Your objective:
Repeat the records in full and exactly, omitting pictures.

[Structured figure records]

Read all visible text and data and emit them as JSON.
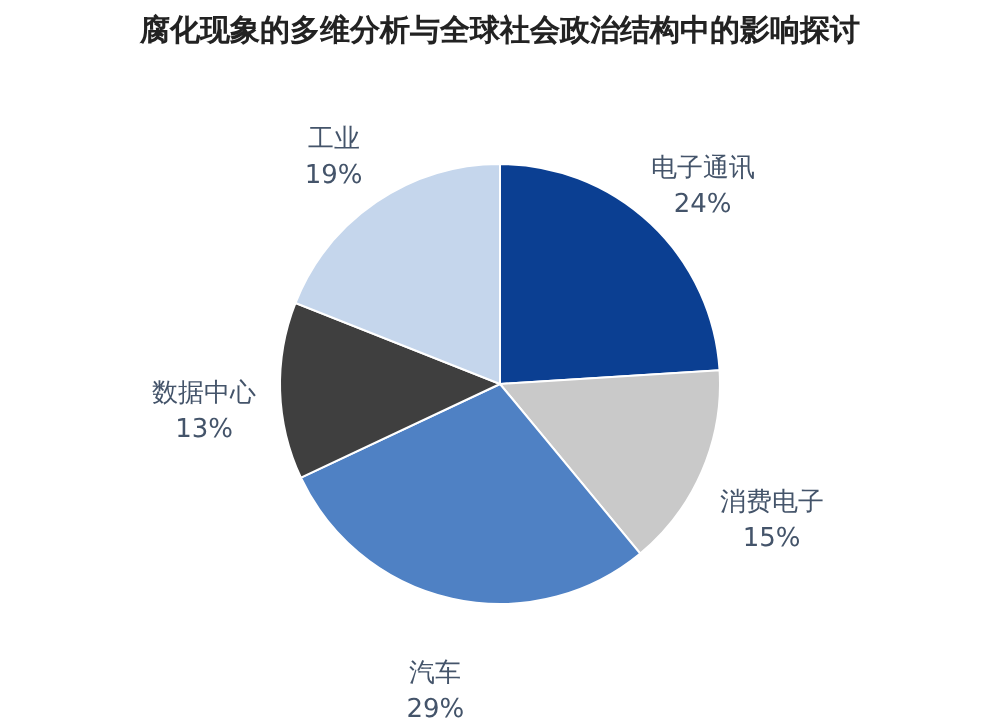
{
  "chart_data": {
    "type": "pie",
    "title": "腐化现象的多维分析与全球社会政治结构中的影响探讨",
    "categories": [
      "电子通讯",
      "消费电子",
      "汽车",
      "数据中心",
      "工业"
    ],
    "values": [
      24,
      15,
      29,
      13,
      19
    ],
    "value_labels": [
      "24%",
      "15%",
      "29%",
      "13%",
      "19%"
    ],
    "colors": [
      "#0b3f92",
      "#c9c9c9",
      "#4f81c4",
      "#3f3f3f",
      "#c5d6ec"
    ],
    "legend": false
  }
}
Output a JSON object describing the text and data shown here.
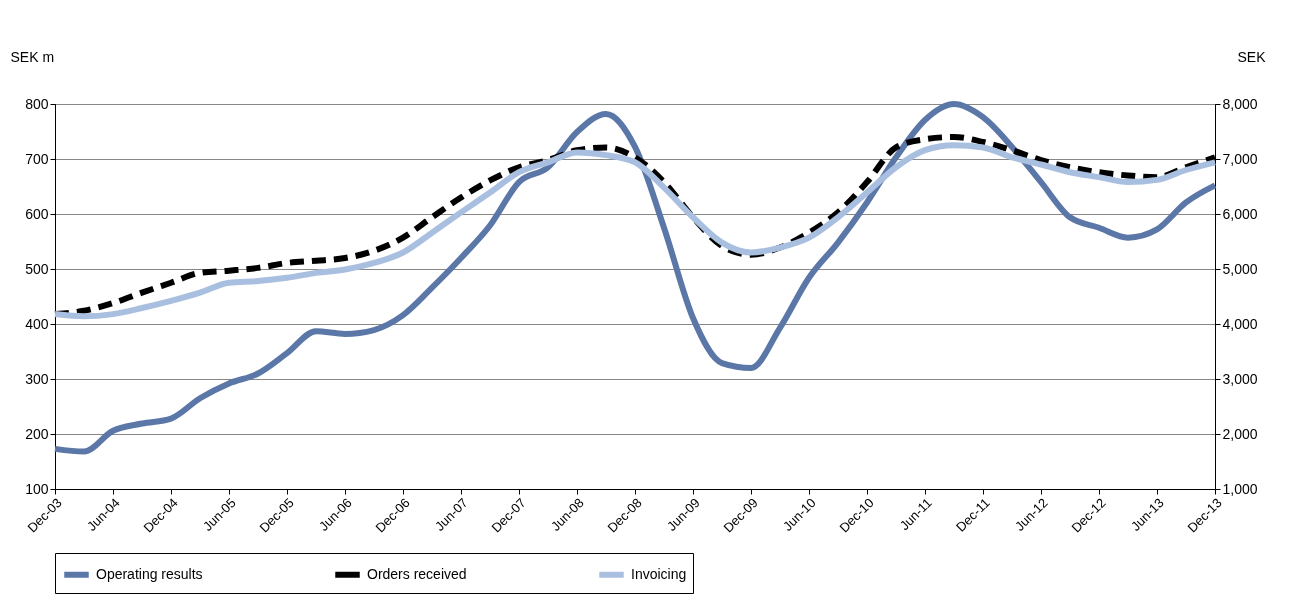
{
  "chart_data": {
    "type": "line",
    "ylabel": "SEK m",
    "y2label": "SEK",
    "categories": [
      "Dec-03",
      null,
      "Jun-04",
      null,
      "Dec-04",
      null,
      "Jun-05",
      null,
      "Dec-05",
      null,
      "Jun-06",
      null,
      "Dec-06",
      null,
      "Jun-07",
      null,
      "Dec-07",
      null,
      "Jun-08",
      null,
      "Dec-08",
      null,
      "Jun-09",
      null,
      "Dec-09",
      null,
      "Jun-10",
      null,
      "Dec-10",
      null,
      "Jun-11",
      null,
      "Dec-11",
      null,
      "Jun-12",
      null,
      "Dec-12",
      null,
      "Jun-13",
      null,
      "Dec-13"
    ],
    "ylim": [
      100,
      800
    ],
    "yticks": [
      100,
      200,
      300,
      400,
      500,
      600,
      700,
      800
    ],
    "y2lim": [
      1000,
      8000
    ],
    "y2ticks": [
      {
        "value": 1000,
        "label": "1,000"
      },
      {
        "value": 2000,
        "label": "2,000"
      },
      {
        "value": 3000,
        "label": "3,000"
      },
      {
        "value": 4000,
        "label": "4,000"
      },
      {
        "value": 5000,
        "label": "5,000"
      },
      {
        "value": 6000,
        "label": "6,000"
      },
      {
        "value": 7000,
        "label": "7,000"
      },
      {
        "value": 8000,
        "label": "8,000"
      }
    ],
    "grid": "y",
    "legend": "bottom",
    "series": [
      {
        "name": "Operating results",
        "color": "#5b77a8",
        "line_style": "solid",
        "values": [
          173,
          168,
          206,
          219,
          228,
          265,
          292,
          310,
          347,
          387,
          382,
          389,
          416,
          466,
          520,
          579,
          658,
          685,
          749,
          782,
          722,
          575,
          411,
          329,
          320,
          393,
          484,
          548,
          621,
          703,
          771,
          800,
          776,
          722,
          658,
          594,
          575,
          557,
          572,
          621,
          652
        ]
      },
      {
        "name": "Orders received",
        "color": "#000000",
        "line_style": "dashed",
        "axis": "y2",
        "values": [
          4180,
          4240,
          4380,
          4570,
          4750,
          4930,
          4970,
          5020,
          5110,
          5150,
          5200,
          5330,
          5570,
          5940,
          6300,
          6610,
          6850,
          6980,
          7160,
          7210,
          7030,
          6580,
          5940,
          5420,
          5260,
          5390,
          5660,
          6030,
          6580,
          7210,
          7360,
          7400,
          7310,
          7160,
          6980,
          6850,
          6760,
          6700,
          6670,
          6850,
          7030
        ]
      },
      {
        "name": "Invoicing",
        "color": "#a9bfe0",
        "line_style": "solid",
        "axis": "y2",
        "values": [
          4180,
          4140,
          4180,
          4290,
          4420,
          4570,
          4750,
          4780,
          4840,
          4930,
          4990,
          5110,
          5300,
          5660,
          6030,
          6390,
          6760,
          6940,
          7120,
          7070,
          6940,
          6480,
          5940,
          5480,
          5300,
          5390,
          5570,
          5940,
          6390,
          6850,
          7160,
          7250,
          7210,
          7030,
          6900,
          6760,
          6670,
          6580,
          6620,
          6800,
          6940
        ]
      }
    ]
  }
}
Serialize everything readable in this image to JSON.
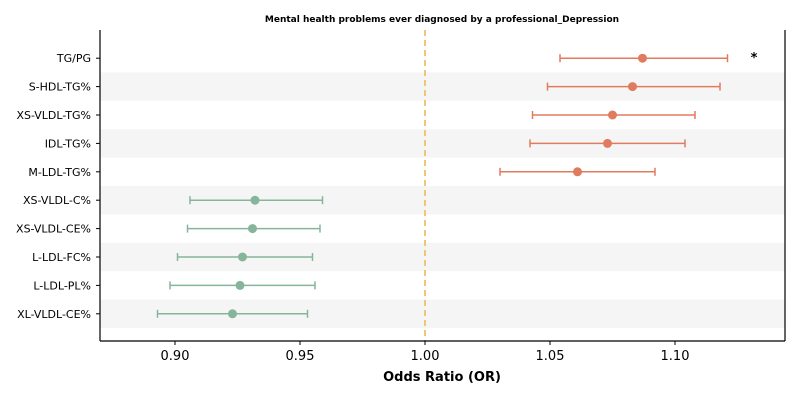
{
  "chart_data": {
    "type": "forest",
    "title": "Mental health problems ever diagnosed by a professional_Depression",
    "xlabel": "Odds Ratio (OR)",
    "xlim": [
      0.87,
      1.144
    ],
    "xticks": [
      "0.90",
      "0.95",
      "1.00",
      "1.05",
      "1.10"
    ],
    "xtick_values": [
      0.9,
      0.95,
      1.0,
      1.05,
      1.1
    ],
    "reference_line": 1.0,
    "colors": {
      "positive": "#e07b5f",
      "negative": "#86b59c",
      "reference": "#f0c777",
      "band": "#f5f5f5"
    },
    "rows": [
      {
        "label": "TG/PG",
        "or": 1.087,
        "lo": 1.054,
        "hi": 1.121,
        "sig": "*"
      },
      {
        "label": "S-HDL-TG%",
        "or": 1.083,
        "lo": 1.049,
        "hi": 1.118,
        "sig": ""
      },
      {
        "label": "XS-VLDL-TG%",
        "or": 1.075,
        "lo": 1.043,
        "hi": 1.108,
        "sig": ""
      },
      {
        "label": "IDL-TG%",
        "or": 1.073,
        "lo": 1.042,
        "hi": 1.104,
        "sig": ""
      },
      {
        "label": "M-LDL-TG%",
        "or": 1.061,
        "lo": 1.03,
        "hi": 1.092,
        "sig": ""
      },
      {
        "label": "XS-VLDL-C%",
        "or": 0.932,
        "lo": 0.906,
        "hi": 0.959,
        "sig": ""
      },
      {
        "label": "XS-VLDL-CE%",
        "or": 0.931,
        "lo": 0.905,
        "hi": 0.958,
        "sig": ""
      },
      {
        "label": "L-LDL-FC%",
        "or": 0.927,
        "lo": 0.901,
        "hi": 0.955,
        "sig": ""
      },
      {
        "label": "L-LDL-PL%",
        "or": 0.926,
        "lo": 0.898,
        "hi": 0.956,
        "sig": ""
      },
      {
        "label": "XL-VLDL-CE%",
        "or": 0.923,
        "lo": 0.893,
        "hi": 0.953,
        "sig": ""
      }
    ]
  }
}
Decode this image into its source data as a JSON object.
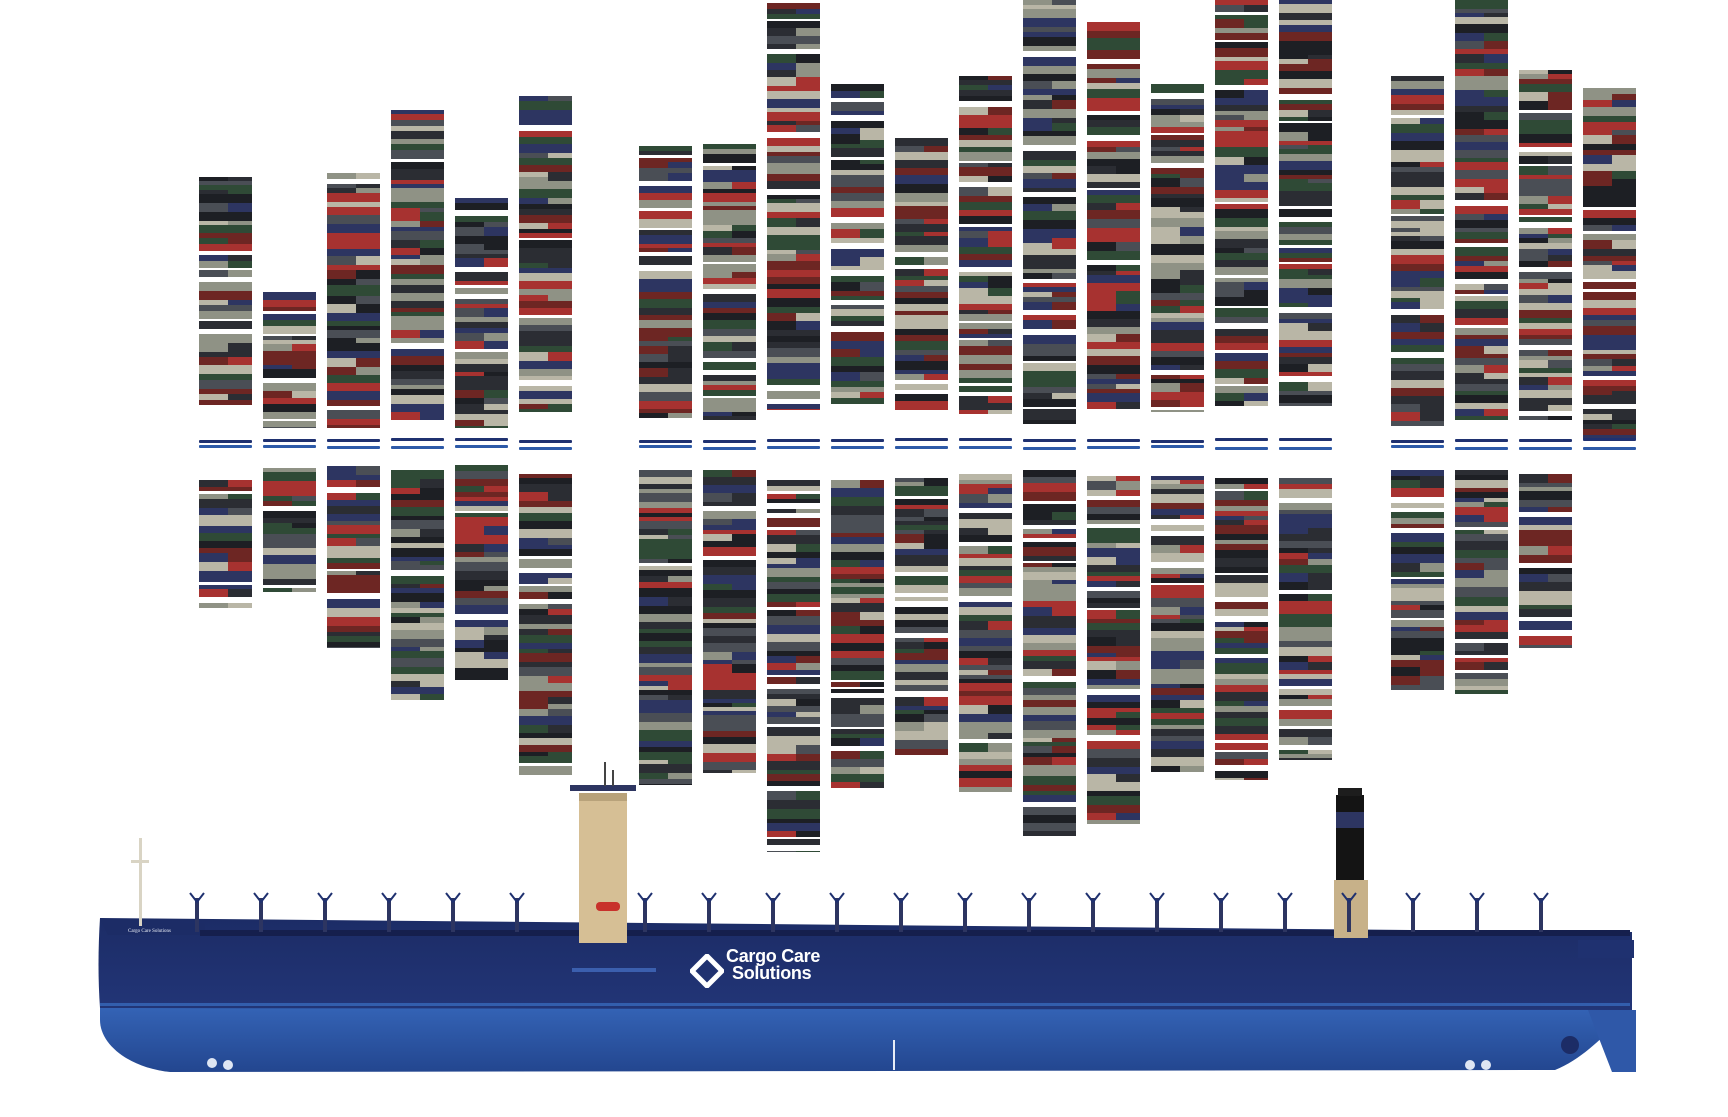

Task solution:
Read all visible text and data and emit them as JSON.
{
  "chart_data": {
    "type": "pie",
    "title": "腐化现象的多维分析与全球社会政治结构中的影响探讨",
    "categories": [
      "电子通讯",
      "消费电子",
      "汽车",
      "数据中心",
      "工业"
    ],
    "values": [
      24,
      15,
      29,
      13,
      19
    ],
    "value_labels": [
      "24%",
      "15%",
      "29%",
      "13%",
      "19%"
    ],
    "colors": [
      "#0b3f92",
      "#c9c9c9",
      "#4f81c4",
      "#3f3f3f",
      "#c5d6ec"
    ],
    "legend": false
  }
}
Output a JSON object describing the text and data shown here.
{
  "chart_data": {
    "type": "line",
    "ylabel": "SEK m",
    "y2label": "SEK",
    "categories": [
      "Dec-03",
      null,
      "Jun-04",
      null,
      "Dec-04",
      null,
      "Jun-05",
      null,
      "Dec-05",
      null,
      "Jun-06",
      null,
      "Dec-06",
      null,
      "Jun-07",
      null,
      "Dec-07",
      null,
      "Jun-08",
      null,
      "Dec-08",
      null,
      "Jun-09",
      null,
      "Dec-09",
      null,
      "Jun-10",
      null,
      "Dec-10",
      null,
      "Jun-11",
      null,
      "Dec-11",
      null,
      "Jun-12",
      null,
      "Dec-12",
      null,
      "Jun-13",
      null,
      "Dec-13"
    ],
    "ylim": [
      100,
      800
    ],
    "yticks": [
      100,
      200,
      300,
      400,
      500,
      600,
      700,
      800
    ],
    "y2lim": [
      1000,
      8000
    ],
    "y2ticks": [
      {
        "value": 1000,
        "label": "1,000"
      },
      {
        "value": 2000,
        "label": "2,000"
      },
      {
        "value": 3000,
        "label": "3,000"
      },
      {
        "value": 4000,
        "label": "4,000"
      },
      {
        "value": 5000,
        "label": "5,000"
      },
      {
        "value": 6000,
        "label": "6,000"
      },
      {
        "value": 7000,
        "label": "7,000"
      },
      {
        "value": 8000,
        "label": "8,000"
      }
    ],
    "grid": "y",
    "legend": "bottom",
    "series": [
      {
        "name": "Operating results",
        "color": "#5b77a8",
        "line_style": "solid",
        "values": [
          173,
          168,
          206,
          219,
          228,
          265,
          292,
          310,
          347,
          387,
          382,
          389,
          416,
          466,
          520,
          579,
          658,
          685,
          749,
          782,
          722,
          575,
          411,
          329,
          320,
          393,
          484,
          548,
          621,
          703,
          771,
          800,
          776,
          722,
          658,
          594,
          575,
          557,
          572,
          621,
          652
        ]
      },
      {
        "name": "Orders received",
        "color": "#000000",
        "line_style": "dashed",
        "axis": "y2",
        "values": [
          4180,
          4240,
          4380,
          4570,
          4750,
          4930,
          4970,
          5020,
          5110,
          5150,
          5200,
          5330,
          5570,
          5940,
          6300,
          6610,
          6850,
          6980,
          7160,
          7210,
          7030,
          6580,
          5940,
          5420,
          5260,
          5390,
          5660,
          6030,
          6580,
          7210,
          7360,
          7400,
          7310,
          7160,
          6980,
          6850,
          6760,
          6700,
          6670,
          6850,
          7030
        ]
      },
      {
        "name": "Invoicing",
        "color": "#a9bfe0",
        "line_style": "solid",
        "axis": "y2",
        "values": [
          4180,
          4140,
          4180,
          4290,
          4420,
          4570,
          4750,
          4780,
          4840,
          4930,
          4990,
          5110,
          5300,
          5660,
          6030,
          6390,
          6760,
          6940,
          7120,
          7070,
          6940,
          6480,
          5940,
          5480,
          5300,
          5390,
          5570,
          5940,
          6390,
          6850,
          7160,
          7250,
          7210,
          7030,
          6900,
          6760,
          6670,
          6580,
          6620,
          6800,
          6940
        ]
      }
    ]
  }
}
Serialize everything readable in this image to JSON.
{
  "chart_data": {
    "type": "forest",
    "title": "Mental health problems ever diagnosed by a professional_Depression",
    "xlabel": "Odds Ratio (OR)",
    "xlim": [
      0.87,
      1.144
    ],
    "xticks": [
      "0.90",
      "0.95",
      "1.00",
      "1.05",
      "1.10"
    ],
    "xtick_values": [
      0.9,
      0.95,
      1.0,
      1.05,
      1.1
    ],
    "reference_line": 1.0,
    "colors": {
      "positive": "#e07b5f",
      "negative": "#86b59c",
      "reference": "#f0c777",
      "band": "#f5f5f5"
    },
    "rows": [
      {
        "label": "TG/PG",
        "or": 1.087,
        "lo": 1.054,
        "hi": 1.121,
        "sig": "*"
      },
      {
        "label": "S-HDL-TG%",
        "or": 1.083,
        "lo": 1.049,
        "hi": 1.118,
        "sig": ""
      },
      {
        "label": "XS-VLDL-TG%",
        "or": 1.075,
        "lo": 1.043,
        "hi": 1.108,
        "sig": ""
      },
      {
        "label": "IDL-TG%",
        "or": 1.073,
        "lo": 1.042,
        "hi": 1.104,
        "sig": ""
      },
      {
        "label": "M-LDL-TG%",
        "or": 1.061,
        "lo": 1.03,
        "hi": 1.092,
        "sig": ""
      },
      {
        "label": "XS-VLDL-C%",
        "or": 0.932,
        "lo": 0.906,
        "hi": 0.959,
        "sig": ""
      },
      {
        "label": "XS-VLDL-CE%",
        "or": 0.931,
        "lo": 0.905,
        "hi": 0.958,
        "sig": ""
      },
      {
        "label": "L-LDL-FC%",
        "or": 0.927,
        "lo": 0.901,
        "hi": 0.955,
        "sig": ""
      },
      {
        "label": "L-LDL-PL%",
        "or": 0.926,
        "lo": 0.898,
        "hi": 0.956,
        "sig": ""
      },
      {
        "label": "XL-VLDL-CE%",
        "or": 0.923,
        "lo": 0.893,
        "hi": 0.953,
        "sig": ""
      }
    ]
  }
}
Decode this image into its source data as a JSON object.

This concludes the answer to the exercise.